### [What you will do]
Provide the number of lines containing the word "title", and nothing else.

Some records:
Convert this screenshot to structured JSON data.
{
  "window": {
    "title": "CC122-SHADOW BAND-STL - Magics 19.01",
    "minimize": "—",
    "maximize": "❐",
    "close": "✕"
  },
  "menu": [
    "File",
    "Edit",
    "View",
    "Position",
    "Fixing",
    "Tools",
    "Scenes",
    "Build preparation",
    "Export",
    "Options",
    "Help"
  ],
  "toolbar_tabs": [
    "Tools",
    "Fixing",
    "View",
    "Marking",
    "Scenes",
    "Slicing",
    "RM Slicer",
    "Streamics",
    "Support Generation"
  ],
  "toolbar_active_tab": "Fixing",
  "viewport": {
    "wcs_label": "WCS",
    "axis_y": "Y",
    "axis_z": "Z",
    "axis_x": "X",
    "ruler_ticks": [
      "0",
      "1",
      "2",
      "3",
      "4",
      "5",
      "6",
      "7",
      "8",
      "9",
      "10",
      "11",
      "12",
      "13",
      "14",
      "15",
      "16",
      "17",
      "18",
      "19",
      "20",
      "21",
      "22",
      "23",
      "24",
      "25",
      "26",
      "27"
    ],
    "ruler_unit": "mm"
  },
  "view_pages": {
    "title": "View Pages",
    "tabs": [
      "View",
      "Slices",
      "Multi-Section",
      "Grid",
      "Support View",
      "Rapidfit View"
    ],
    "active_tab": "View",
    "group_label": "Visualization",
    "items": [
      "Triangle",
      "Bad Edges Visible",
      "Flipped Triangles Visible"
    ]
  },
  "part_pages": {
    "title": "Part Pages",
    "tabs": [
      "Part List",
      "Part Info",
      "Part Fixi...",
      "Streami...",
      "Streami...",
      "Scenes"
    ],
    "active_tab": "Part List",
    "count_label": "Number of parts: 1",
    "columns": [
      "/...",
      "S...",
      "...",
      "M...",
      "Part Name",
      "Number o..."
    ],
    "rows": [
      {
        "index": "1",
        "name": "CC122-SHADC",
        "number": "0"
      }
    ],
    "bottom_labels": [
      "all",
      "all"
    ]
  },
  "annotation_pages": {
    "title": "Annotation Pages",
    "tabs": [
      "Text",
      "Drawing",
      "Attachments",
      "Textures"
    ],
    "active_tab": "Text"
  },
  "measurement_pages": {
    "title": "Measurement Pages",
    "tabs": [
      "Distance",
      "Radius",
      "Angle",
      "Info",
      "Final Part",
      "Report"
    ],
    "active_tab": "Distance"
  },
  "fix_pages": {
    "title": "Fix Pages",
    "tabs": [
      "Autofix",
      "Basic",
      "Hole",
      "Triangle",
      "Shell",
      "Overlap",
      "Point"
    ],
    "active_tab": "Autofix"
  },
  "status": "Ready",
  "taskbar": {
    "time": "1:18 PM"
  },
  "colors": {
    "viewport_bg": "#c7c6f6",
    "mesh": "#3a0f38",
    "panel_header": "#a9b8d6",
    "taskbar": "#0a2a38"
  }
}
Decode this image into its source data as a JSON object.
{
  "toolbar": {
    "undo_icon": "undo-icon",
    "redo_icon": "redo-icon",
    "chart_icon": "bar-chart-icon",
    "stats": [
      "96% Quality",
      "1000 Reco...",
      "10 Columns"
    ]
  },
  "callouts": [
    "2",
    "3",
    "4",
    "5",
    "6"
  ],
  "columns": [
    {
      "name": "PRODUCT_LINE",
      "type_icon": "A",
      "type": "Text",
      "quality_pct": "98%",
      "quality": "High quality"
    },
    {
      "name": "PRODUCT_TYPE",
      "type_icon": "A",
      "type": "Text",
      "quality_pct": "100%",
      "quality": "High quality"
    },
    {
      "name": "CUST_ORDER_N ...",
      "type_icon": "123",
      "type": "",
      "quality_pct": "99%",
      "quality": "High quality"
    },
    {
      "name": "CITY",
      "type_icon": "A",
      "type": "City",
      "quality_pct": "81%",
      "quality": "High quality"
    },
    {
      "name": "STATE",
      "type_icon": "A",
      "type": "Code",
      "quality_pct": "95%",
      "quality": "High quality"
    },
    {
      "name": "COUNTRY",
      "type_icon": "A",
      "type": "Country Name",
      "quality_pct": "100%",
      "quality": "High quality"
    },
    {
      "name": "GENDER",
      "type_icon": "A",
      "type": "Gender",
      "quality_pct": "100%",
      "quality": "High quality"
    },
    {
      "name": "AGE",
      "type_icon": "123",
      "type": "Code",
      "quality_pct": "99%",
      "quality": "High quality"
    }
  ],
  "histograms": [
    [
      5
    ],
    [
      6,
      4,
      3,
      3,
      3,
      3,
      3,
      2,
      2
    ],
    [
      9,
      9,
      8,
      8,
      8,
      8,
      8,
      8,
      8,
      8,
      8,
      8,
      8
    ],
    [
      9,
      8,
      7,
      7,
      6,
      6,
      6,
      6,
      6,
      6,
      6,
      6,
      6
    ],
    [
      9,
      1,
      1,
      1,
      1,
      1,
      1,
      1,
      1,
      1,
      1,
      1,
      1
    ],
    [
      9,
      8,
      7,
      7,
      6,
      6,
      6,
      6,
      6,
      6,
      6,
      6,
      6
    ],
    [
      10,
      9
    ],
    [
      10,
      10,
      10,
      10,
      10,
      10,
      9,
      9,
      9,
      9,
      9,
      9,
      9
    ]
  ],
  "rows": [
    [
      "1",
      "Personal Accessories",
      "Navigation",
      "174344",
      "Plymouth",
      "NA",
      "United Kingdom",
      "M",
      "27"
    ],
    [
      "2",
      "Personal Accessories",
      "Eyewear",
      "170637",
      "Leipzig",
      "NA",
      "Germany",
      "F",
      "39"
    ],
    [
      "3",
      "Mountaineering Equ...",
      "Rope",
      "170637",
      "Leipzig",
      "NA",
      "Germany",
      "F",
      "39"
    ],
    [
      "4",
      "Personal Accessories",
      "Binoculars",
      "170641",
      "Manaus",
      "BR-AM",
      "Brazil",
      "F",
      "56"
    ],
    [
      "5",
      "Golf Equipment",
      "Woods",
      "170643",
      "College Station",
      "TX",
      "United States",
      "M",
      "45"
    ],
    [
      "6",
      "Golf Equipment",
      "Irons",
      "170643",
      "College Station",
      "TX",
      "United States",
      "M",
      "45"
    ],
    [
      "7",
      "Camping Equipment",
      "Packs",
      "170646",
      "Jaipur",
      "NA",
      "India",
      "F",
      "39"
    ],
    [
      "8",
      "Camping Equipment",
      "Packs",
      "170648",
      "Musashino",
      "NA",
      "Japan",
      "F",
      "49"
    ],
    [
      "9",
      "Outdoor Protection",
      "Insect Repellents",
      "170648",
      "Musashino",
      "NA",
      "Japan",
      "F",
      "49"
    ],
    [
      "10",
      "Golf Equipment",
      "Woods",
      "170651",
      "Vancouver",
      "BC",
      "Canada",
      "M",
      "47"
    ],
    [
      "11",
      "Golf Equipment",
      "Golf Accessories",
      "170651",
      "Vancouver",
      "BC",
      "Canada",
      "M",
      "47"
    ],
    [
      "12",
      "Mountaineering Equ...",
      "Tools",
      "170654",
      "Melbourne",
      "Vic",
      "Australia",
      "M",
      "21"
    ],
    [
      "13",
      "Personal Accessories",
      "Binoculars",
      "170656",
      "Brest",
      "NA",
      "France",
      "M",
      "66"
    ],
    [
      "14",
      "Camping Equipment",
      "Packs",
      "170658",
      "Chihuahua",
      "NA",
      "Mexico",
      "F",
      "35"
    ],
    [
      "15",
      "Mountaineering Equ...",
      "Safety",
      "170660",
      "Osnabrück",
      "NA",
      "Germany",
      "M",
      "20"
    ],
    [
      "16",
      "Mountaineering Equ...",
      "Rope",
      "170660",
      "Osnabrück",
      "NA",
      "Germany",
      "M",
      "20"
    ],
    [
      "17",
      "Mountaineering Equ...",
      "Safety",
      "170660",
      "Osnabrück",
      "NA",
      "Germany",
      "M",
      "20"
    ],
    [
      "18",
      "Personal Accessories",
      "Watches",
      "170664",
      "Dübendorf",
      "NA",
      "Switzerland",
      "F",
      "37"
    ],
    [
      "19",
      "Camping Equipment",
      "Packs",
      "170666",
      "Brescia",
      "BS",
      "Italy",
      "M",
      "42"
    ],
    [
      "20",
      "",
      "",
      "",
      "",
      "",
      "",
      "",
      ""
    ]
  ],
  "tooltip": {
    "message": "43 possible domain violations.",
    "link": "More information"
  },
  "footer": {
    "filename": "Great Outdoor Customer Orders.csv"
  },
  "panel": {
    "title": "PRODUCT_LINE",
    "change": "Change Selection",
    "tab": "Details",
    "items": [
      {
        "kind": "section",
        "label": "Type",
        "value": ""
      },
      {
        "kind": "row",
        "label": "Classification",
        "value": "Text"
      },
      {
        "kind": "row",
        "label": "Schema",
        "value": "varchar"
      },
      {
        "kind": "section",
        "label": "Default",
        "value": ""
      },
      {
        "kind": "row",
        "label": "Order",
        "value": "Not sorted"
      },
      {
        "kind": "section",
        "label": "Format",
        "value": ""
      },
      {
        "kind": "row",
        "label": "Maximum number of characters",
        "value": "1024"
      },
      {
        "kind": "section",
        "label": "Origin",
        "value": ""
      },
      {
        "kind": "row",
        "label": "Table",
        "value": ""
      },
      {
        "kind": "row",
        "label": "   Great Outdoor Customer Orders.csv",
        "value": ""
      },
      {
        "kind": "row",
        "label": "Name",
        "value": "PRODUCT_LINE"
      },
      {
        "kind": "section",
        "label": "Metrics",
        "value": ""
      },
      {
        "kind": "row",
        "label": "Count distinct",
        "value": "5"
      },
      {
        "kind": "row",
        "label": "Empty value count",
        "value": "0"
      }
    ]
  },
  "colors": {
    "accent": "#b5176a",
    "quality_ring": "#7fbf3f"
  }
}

### [Task result]
7